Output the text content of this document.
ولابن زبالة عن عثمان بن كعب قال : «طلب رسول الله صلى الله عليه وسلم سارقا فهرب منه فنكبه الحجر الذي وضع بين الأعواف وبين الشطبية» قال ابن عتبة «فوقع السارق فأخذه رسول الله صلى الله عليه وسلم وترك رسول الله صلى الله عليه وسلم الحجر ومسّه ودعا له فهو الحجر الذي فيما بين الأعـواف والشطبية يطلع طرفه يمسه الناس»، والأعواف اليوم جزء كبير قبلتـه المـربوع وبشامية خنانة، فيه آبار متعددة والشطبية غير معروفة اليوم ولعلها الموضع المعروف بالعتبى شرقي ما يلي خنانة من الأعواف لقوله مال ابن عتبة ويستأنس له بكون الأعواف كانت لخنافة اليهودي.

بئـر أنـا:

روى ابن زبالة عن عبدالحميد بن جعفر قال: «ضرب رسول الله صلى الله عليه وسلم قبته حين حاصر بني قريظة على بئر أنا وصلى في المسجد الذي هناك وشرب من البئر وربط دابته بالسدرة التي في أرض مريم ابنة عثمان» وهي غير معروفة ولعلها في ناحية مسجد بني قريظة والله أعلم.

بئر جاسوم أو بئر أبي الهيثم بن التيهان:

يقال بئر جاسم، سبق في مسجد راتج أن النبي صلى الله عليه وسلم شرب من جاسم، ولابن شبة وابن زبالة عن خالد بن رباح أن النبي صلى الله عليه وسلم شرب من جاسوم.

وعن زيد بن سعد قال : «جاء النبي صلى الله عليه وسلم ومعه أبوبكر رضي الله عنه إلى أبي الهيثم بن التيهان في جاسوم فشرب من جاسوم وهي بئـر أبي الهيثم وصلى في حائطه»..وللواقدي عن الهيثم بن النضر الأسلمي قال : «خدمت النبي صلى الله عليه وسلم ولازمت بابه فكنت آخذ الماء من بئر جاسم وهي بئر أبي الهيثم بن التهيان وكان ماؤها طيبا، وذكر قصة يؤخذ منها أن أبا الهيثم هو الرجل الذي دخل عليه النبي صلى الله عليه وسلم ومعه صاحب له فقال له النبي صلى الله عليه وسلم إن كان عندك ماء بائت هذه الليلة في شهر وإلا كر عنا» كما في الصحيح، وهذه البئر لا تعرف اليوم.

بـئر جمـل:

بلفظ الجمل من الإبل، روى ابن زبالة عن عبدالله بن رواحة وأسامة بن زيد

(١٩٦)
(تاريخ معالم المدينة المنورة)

■ ■ ■ ■ ■ ■ ■

GOAL OF THE EXERCISE: Identify all lines in the records above with the word "النبي".

ANSWER TO THE PROBLEM:
يقال بئر جاسم، سبق في مسجد راتج أن النبي صلى الله عليه وسلم شرب من جاسم، ولابن شبة وابن زبالة عن خالد بن رباح أن النبي صلى الله عليه وسلم شرب من جاسوم.
وعن زيد بن سعد قال : «جاء النبي صلى الله عليه وسلم ومعه أبوبكر رضي الله عنه إلى أبي الهيثم بن التيهان في جاسوم فشرب من جاسوم وهي بئـر أبي الهيثم وصلى في حائطه»..وللواقدي عن الهيثم بن النضر الأسلمي قال : «خدمت النبي صلى الله عليه وسلم ولازمت بابه فكنت آخذ الماء من بئر جاسم وهي بئر أبي الهيثم بن التهيان وكان ماؤها طيبا، وذكر قصة يؤخذ منها أن أبا الهيثم هو الرجل الذي دخل عليه النبي صلى الله عليه وسلم ومعه صاحب له فقال له النبي صلى الله عليه وسلم إن كان عندك ماء بائت هذه الليلة في شهر وإلا كر عنا» كما في الصحيح، وهذه البئر لا تعرف اليوم.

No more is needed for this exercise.